_Listing_
* * * * * * *
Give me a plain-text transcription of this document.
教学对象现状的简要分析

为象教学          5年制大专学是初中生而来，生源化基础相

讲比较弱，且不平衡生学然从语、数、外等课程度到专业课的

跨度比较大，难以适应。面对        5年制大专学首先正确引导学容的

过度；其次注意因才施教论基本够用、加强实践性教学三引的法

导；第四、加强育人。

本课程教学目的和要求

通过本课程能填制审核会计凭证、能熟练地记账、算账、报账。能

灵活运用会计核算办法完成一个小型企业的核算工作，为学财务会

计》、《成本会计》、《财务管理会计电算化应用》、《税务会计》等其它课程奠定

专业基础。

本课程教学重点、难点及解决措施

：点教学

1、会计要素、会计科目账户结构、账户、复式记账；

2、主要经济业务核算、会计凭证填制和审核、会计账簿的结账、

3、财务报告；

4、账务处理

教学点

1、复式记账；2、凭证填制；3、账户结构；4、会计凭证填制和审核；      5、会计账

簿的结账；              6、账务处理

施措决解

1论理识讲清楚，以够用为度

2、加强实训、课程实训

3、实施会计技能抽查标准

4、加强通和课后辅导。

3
* * * * * * *
_Stated goal_
Copy the material above verbatim.

_Complete answer_
Give me a plain-text transcription of this document.
教学对象现状的简要分析

为象教学          5年制大专学是初中生而来，生源化基础相

讲比较弱，且不平衡生学然从语、数、外等课程度到专业课的

跨度比较大，难以适应。面对        5年制大专学首先正确引导学容的

过度；其次注意因才施教论基本够用、加强实践性教学三引的法

导；第四、加强育人。

本课程教学目的和要求

通过本课程能填制审核会计凭证、能熟练地记账、算账、报账。能

灵活运用会计核算办法完成一个小型企业的核算工作，为学财务会

计》、《成本会计》、《财务管理会计电算化应用》、《税务会计》等其它课程奠定

专业基础。

本课程教学重点、难点及解决措施

：点教学

1、会计要素、会计科目账户结构、账户、复式记账；

2、主要经济业务核算、会计凭证填制和审核、会计账簿的结账、

3、财务报告；

4、账务处理

教学点

1、复式记账；2、凭证填制；3、账户结构；4、会计凭证填制和审核；      5、会计账

簿的结账；              6、账务处理

施措决解

1论理识讲清楚，以够用为度

2、加强实训、课程实训

3、实施会计技能抽查标准

4、加强通和课后辅导。

3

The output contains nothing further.